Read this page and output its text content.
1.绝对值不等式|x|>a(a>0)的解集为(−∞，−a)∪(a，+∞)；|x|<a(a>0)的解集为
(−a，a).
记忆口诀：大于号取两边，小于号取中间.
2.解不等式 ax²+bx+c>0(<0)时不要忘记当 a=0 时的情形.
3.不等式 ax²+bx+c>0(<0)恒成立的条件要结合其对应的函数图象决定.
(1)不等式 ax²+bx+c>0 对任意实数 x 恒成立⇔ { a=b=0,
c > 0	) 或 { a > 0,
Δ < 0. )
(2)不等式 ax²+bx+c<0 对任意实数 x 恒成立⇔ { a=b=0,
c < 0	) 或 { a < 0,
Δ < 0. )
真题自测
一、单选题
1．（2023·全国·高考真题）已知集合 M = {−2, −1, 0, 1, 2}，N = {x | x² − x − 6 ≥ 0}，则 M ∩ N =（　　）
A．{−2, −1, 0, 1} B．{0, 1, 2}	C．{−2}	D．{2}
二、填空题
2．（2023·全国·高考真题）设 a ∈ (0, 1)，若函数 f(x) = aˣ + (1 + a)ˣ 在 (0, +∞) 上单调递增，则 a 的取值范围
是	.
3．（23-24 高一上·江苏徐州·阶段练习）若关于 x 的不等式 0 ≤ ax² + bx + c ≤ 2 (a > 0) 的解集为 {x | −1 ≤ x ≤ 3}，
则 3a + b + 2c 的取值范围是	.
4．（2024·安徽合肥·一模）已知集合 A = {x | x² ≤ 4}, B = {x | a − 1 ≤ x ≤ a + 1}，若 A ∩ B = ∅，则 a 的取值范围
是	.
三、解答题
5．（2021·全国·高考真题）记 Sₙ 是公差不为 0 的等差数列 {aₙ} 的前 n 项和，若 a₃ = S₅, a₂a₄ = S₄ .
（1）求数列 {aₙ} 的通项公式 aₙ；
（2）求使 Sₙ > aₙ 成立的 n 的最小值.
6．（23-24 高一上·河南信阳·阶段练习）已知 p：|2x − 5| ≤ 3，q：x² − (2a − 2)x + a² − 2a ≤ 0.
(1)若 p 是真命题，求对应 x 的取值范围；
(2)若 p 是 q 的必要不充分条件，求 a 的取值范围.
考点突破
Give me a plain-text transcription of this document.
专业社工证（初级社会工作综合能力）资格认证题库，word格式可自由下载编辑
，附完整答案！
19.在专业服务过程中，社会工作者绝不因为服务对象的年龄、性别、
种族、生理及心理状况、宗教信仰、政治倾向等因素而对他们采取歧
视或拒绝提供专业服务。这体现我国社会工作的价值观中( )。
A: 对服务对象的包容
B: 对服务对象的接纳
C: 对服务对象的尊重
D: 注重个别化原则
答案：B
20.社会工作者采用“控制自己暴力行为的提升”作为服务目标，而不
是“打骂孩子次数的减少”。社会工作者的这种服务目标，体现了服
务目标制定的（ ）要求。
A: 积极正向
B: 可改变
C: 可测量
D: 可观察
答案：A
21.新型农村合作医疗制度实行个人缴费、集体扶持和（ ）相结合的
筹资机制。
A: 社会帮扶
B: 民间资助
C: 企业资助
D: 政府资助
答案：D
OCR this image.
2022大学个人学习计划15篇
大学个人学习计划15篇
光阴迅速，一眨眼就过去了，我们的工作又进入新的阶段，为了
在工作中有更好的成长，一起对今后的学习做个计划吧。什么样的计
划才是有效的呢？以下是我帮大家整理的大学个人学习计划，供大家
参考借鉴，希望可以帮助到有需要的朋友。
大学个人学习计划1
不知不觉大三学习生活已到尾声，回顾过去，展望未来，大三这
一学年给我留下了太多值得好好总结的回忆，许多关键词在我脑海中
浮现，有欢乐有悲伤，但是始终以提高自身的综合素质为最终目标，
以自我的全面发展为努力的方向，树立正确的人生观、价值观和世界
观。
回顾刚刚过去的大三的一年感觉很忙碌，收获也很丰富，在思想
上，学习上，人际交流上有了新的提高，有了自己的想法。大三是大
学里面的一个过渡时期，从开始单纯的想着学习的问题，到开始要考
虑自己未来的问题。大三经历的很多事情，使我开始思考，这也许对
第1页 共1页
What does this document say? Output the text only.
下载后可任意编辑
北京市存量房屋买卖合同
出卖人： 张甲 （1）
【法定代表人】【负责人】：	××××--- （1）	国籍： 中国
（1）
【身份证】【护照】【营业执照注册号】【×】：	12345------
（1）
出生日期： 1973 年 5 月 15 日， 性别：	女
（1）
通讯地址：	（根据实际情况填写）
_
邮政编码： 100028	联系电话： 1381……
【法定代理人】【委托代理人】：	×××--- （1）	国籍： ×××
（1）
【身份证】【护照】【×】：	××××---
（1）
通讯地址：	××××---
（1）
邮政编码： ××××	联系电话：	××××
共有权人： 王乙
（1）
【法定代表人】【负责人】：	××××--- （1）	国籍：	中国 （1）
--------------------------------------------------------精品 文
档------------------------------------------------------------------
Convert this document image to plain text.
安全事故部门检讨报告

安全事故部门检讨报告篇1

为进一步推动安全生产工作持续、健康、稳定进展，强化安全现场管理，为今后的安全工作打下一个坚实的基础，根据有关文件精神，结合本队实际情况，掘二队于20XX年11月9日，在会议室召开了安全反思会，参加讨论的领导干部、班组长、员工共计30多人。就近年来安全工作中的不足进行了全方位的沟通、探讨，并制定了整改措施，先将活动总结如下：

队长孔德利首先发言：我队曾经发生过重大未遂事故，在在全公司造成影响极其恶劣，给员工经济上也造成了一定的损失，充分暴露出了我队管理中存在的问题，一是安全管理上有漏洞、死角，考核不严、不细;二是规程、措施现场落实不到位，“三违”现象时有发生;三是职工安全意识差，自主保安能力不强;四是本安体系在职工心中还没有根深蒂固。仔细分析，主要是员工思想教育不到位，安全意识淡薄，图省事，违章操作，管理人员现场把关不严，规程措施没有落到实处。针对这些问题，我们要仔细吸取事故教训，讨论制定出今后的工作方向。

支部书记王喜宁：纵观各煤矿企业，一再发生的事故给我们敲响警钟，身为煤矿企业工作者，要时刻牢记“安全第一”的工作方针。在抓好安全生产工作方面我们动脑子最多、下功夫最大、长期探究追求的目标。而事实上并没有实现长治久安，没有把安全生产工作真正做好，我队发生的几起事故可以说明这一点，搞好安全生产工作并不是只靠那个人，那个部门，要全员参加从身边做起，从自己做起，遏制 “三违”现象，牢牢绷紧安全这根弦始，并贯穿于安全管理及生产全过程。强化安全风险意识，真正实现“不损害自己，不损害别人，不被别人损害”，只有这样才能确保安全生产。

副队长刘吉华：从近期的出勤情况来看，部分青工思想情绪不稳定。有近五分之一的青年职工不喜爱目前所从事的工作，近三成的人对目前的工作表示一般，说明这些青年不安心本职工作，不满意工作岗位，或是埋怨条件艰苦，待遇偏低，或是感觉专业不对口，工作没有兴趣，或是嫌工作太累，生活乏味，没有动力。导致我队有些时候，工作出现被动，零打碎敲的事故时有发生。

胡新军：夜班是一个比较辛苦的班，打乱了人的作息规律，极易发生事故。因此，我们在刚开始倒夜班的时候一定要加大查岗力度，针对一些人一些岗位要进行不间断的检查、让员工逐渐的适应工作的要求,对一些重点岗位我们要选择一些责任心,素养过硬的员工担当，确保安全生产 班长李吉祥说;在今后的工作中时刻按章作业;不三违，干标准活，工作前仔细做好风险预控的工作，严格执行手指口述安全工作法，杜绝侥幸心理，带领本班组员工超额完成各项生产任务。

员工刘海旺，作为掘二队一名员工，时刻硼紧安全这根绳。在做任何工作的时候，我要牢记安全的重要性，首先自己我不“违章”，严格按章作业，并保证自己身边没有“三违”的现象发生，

◆ **Work to complete**: Every record should be given again exactly.

◆ **Result**:
Read this page and output its text content.
1.绝对值不等式|x|>a(a>0)的解集为(−∞，−a)∪(a，+∞)；|x|<a(a>0)的解集为
(−a，a).
记忆口诀：大于号取两边，小于号取中间.
2.解不等式 ax²+bx+c>0(<0)时不要忘记当 a=0 时的情形.
3.不等式 ax²+bx+c>0(<0)恒成立的条件要结合其对应的函数图象决定.
(1)不等式 ax²+bx+c>0 对任意实数 x 恒成立⇔ { a=b=0,
c > 0	) 或 { a > 0,
Δ < 0. )
(2)不等式 ax²+bx+c<0 对任意实数 x 恒成立⇔ { a=b=0,
c < 0	) 或 { a < 0,
Δ < 0. )
真题自测
一、单选题
1．（2023·全国·高考真题）已知集合 M = {−2, −1, 0, 1, 2}，N = {x | x² − x − 6 ≥ 0}，则 M ∩ N =（　　）
A．{−2, −1, 0, 1} B．{0, 1, 2}	C．{−2}	D．{2}
二、填空题
2．（2023·全国·高考真题）设 a ∈ (0, 1)，若函数 f(x) = aˣ + (1 + a)ˣ 在 (0, +∞) 上单调递增，则 a 的取值范围
是	.
3．（23-24 高一上·江苏徐州·阶段练习）若关于 x 的不等式 0 ≤ ax² + bx + c ≤ 2 (a > 0) 的解集为 {x | −1 ≤ x ≤ 3}，
则 3a + b + 2c 的取值范围是	.
4．（2024·安徽合肥·一模）已知集合 A = {x | x² ≤ 4}, B = {x | a − 1 ≤ x ≤ a + 1}，若 A ∩ B = ∅，则 a 的取值范围
是	.
三、解答题
5．（2021·全国·高考真题）记 Sₙ 是公差不为 0 的等差数列 {aₙ} 的前 n 项和，若 a₃ = S₅, a₂a₄ = S₄ .
（1）求数列 {aₙ} 的通项公式 aₙ；
（2）求使 Sₙ > aₙ 成立的 n 的最小值.
6．（23-24 高一上·河南信阳·阶段练习）已知 p：|2x − 5| ≤ 3，q：x² − (2a − 2)x + a² − 2a ≤ 0.
(1)若 p 是真命题，求对应 x 的取值范围；
(2)若 p 是 q 的必要不充分条件，求 a 的取值范围.
考点突破
Give me a plain-text transcription of this document.
专业社工证（初级社会工作综合能力）资格认证题库，word格式可自由下载编辑
，附完整答案！
19.在专业服务过程中，社会工作者绝不因为服务对象的年龄、性别、
种族、生理及心理状况、宗教信仰、政治倾向等因素而对他们采取歧
视或拒绝提供专业服务。这体现我国社会工作的价值观中( )。
A: 对服务对象的包容
B: 对服务对象的接纳
C: 对服务对象的尊重
D: 注重个别化原则
答案：B
20.社会工作者采用“控制自己暴力行为的提升”作为服务目标，而不
是“打骂孩子次数的减少”。社会工作者的这种服务目标，体现了服
务目标制定的（ ）要求。
A: 积极正向
B: 可改变
C: 可测量
D: 可观察
答案：A
21.新型农村合作医疗制度实行个人缴费、集体扶持和（ ）相结合的
筹资机制。
A: 社会帮扶
B: 民间资助
C: 企业资助
D: 政府资助
答案：D
OCR this image.
2022大学个人学习计划15篇
大学个人学习计划15篇
光阴迅速，一眨眼就过去了，我们的工作又进入新的阶段，为了
在工作中有更好的成长，一起对今后的学习做个计划吧。什么样的计
划才是有效的呢？以下是我帮大家整理的大学个人学习计划，供大家
参考借鉴，希望可以帮助到有需要的朋友。
大学个人学习计划1
不知不觉大三学习生活已到尾声，回顾过去，展望未来，大三这
一学年给我留下了太多值得好好总结的回忆，许多关键词在我脑海中
浮现，有欢乐有悲伤，但是始终以提高自身的综合素质为最终目标，
以自我的全面发展为努力的方向，树立正确的人生观、价值观和世界
观。
回顾刚刚过去的大三的一年感觉很忙碌，收获也很丰富，在思想
上，学习上，人际交流上有了新的提高，有了自己的想法。大三是大
学里面的一个过渡时期，从开始单纯的想着学习的问题，到开始要考
虑自己未来的问题。大三经历的很多事情，使我开始思考，这也许对
第1页 共1页
What does this document say? Output the text only.
下载后可任意编辑
北京市存量房屋买卖合同
出卖人： 张甲 （1）
【法定代表人】【负责人】：	××××--- （1）	国籍： 中国
（1）
【身份证】【护照】【营业执照注册号】【×】：	12345------
（1）
出生日期： 1973 年 5 月 15 日， 性别：	女
（1）
通讯地址：	（根据实际情况填写）
_
邮政编码： 100028	联系电话： 1381……
【法定代理人】【委托代理人】：	×××--- （1）	国籍： ×××
（1）
【身份证】【护照】【×】：	××××---
（1）
通讯地址：	××××---
（1）
邮政编码： ××××	联系电话：	××××
共有权人： 王乙
（1）
【法定代表人】【负责人】：	××××--- （1）	国籍：	中国 （1）
--------------------------------------------------------精品 文
档------------------------------------------------------------------
Convert this document image to plain text.
安全事故部门检讨报告

安全事故部门检讨报告篇1

为进一步推动安全生产工作持续、健康、稳定进展，强化安全现场管理，为今后的安全工作打下一个坚实的基础，根据有关文件精神，结合本队实际情况，掘二队于20XX年11月9日，在会议室召开了安全反思会，参加讨论的领导干部、班组长、员工共计30多人。就近年来安全工作中的不足进行了全方位的沟通、探讨，并制定了整改措施，先将活动总结如下：

队长孔德利首先发言：我队曾经发生过重大未遂事故，在在全公司造成影响极其恶劣，给员工经济上也造成了一定的损失，充分暴露出了我队管理中存在的问题，一是安全管理上有漏洞、死角，考核不严、不细;二是规程、措施现场落实不到位，“三违”现象时有发生;三是职工安全意识差，自主保安能力不强;四是本安体系在职工心中还没有根深蒂固。仔细分析，主要是员工思想教育不到位，安全意识淡薄，图省事，违章操作，管理人员现场把关不严，规程措施没有落到实处。针对这些问题，我们要仔细吸取事故教训，讨论制定出今后的工作方向。

支部书记王喜宁：纵观各煤矿企业，一再发生的事故给我们敲响警钟，身为煤矿企业工作者，要时刻牢记“安全第一”的工作方针。在抓好安全生产工作方面我们动脑子最多、下功夫最大、长期探究追求的目标。而事实上并没有实现长治久安，没有把安全生产工作真正做好，我队发生的几起事故可以说明这一点，搞好安全生产工作并不是只靠那个人，那个部门，要全员参加从身边做起，从自己做起，遏制 “三违”现象，牢牢绷紧安全这根弦始，并贯穿于安全管理及生产全过程。强化安全风险意识，真正实现“不损害自己，不损害别人，不被别人损害”，只有这样才能确保安全生产。

副队长刘吉华：从近期的出勤情况来看，部分青工思想情绪不稳定。有近五分之一的青年职工不喜爱目前所从事的工作，近三成的人对目前的工作表示一般，说明这些青年不安心本职工作，不满意工作岗位，或是埋怨条件艰苦，待遇偏低，或是感觉专业不对口，工作没有兴趣，或是嫌工作太累，生活乏味，没有动力。导致我队有些时候，工作出现被动，零打碎敲的事故时有发生。

胡新军：夜班是一个比较辛苦的班，打乱了人的作息规律，极易发生事故。因此，我们在刚开始倒夜班的时候一定要加大查岗力度，针对一些人一些岗位要进行不间断的检查、让员工逐渐的适应工作的要求,对一些重点岗位我们要选择一些责任心,素养过硬的员工担当，确保安全生产 班长李吉祥说;在今后的工作中时刻按章作业;不三违，干标准活，工作前仔细做好风险预控的工作，严格执行手指口述安全工作法，杜绝侥幸心理，带领本班组员工超额完成各项生产任务。

员工刘海旺，作为掘二队一名员工，时刻硼紧安全这根绳。在做任何工作的时候，我要牢记安全的重要性，首先自己我不“违章”，严格按章作业，并保证自己身边没有“三违”的现象发生，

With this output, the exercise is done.